Challenge — Repeat all of the data precisely.

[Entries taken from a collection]
##############################

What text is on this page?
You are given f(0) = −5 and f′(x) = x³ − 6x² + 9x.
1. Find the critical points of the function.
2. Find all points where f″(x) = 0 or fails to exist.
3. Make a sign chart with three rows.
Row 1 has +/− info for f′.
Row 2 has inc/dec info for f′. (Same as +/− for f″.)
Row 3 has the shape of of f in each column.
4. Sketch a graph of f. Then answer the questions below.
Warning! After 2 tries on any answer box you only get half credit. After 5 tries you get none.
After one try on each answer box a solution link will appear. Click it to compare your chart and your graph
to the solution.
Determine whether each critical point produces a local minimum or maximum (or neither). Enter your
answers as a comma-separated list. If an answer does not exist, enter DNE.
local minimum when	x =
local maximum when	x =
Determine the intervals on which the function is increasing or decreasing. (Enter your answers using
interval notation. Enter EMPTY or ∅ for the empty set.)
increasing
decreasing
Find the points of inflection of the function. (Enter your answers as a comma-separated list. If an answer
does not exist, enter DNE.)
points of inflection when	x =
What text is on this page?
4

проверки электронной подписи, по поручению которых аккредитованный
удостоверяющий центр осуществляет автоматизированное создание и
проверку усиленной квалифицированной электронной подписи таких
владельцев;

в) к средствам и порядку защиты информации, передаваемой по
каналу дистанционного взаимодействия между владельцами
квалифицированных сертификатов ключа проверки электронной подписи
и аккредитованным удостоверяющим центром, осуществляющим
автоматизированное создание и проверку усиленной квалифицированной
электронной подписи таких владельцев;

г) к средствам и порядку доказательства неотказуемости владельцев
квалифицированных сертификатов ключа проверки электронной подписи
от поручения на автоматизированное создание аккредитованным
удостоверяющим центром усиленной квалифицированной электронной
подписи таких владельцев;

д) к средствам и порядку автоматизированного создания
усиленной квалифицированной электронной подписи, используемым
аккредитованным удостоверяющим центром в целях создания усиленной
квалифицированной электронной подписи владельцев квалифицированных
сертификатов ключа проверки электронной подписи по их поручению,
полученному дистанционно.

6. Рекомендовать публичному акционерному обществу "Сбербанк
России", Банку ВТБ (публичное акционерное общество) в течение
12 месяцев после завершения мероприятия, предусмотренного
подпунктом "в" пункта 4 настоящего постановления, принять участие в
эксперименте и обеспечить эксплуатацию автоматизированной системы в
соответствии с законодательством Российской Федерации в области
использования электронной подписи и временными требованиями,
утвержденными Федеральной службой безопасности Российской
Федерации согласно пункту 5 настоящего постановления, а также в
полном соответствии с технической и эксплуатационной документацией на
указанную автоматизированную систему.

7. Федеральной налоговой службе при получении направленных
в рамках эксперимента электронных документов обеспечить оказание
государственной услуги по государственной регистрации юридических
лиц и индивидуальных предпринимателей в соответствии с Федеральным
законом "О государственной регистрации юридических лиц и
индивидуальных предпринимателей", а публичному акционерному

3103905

##############################

Result of the exercise —
What text is on this page?
You are given f(0) = −5 and f′(x) = x³ − 6x² + 9x.
1. Find the critical points of the function.
2. Find all points where f″(x) = 0 or fails to exist.
3. Make a sign chart with three rows.
Row 1 has +/− info for f′.
Row 2 has inc/dec info for f′. (Same as +/− for f″.)
Row 3 has the shape of of f in each column.
4. Sketch a graph of f. Then answer the questions below.
Warning! After 2 tries on any answer box you only get half credit. After 5 tries you get none.
After one try on each answer box a solution link will appear. Click it to compare your chart and your graph
to the solution.
Determine whether each critical point produces a local minimum or maximum (or neither). Enter your
answers as a comma-separated list. If an answer does not exist, enter DNE.
local minimum when	x =
local maximum when	x =
Determine the intervals on which the function is increasing or decreasing. (Enter your answers using
interval notation. Enter EMPTY or ∅ for the empty set.)
increasing
decreasing
Find the points of inflection of the function. (Enter your answers as a comma-separated list. If an answer
does not exist, enter DNE.)
points of inflection when	x =
What text is on this page?
4

проверки электронной подписи, по поручению которых аккредитованный
удостоверяющий центр осуществляет автоматизированное создание и
проверку усиленной квалифицированной электронной подписи таких
владельцев;

в) к средствам и порядку защиты информации, передаваемой по
каналу дистанционного взаимодействия между владельцами
квалифицированных сертификатов ключа проверки электронной подписи
и аккредитованным удостоверяющим центром, осуществляющим
автоматизированное создание и проверку усиленной квалифицированной
электронной подписи таких владельцев;

г) к средствам и порядку доказательства неотказуемости владельцев
квалифицированных сертификатов ключа проверки электронной подписи
от поручения на автоматизированное создание аккредитованным
удостоверяющим центром усиленной квалифицированной электронной
подписи таких владельцев;

д) к средствам и порядку автоматизированного создания
усиленной квалифицированной электронной подписи, используемым
аккредитованным удостоверяющим центром в целях создания усиленной
квалифицированной электронной подписи владельцев квалифицированных
сертификатов ключа проверки электронной подписи по их поручению,
полученному дистанционно.

6. Рекомендовать публичному акционерному обществу "Сбербанк
России", Банку ВТБ (публичное акционерное общество) в течение
12 месяцев после завершения мероприятия, предусмотренного
подпунктом "в" пункта 4 настоящего постановления, принять участие в
эксперименте и обеспечить эксплуатацию автоматизированной системы в
соответствии с законодательством Российской Федерации в области
использования электронной подписи и временными требованиями,
утвержденными Федеральной службой безопасности Российской
Федерации согласно пункту 5 настоящего постановления, а также в
полном соответствии с технической и эксплуатационной документацией на
указанную автоматизированную систему.

7. Федеральной налоговой службе при получении направленных
в рамках эксперимента электронных документов обеспечить оказание
государственной услуги по государственной регистрации юридических
лиц и индивидуальных предпринимателей в соответствии с Федеральным
законом "О государственной регистрации юридических лиц и
индивидуальных предпринимателей", а публичному акционерному

3103905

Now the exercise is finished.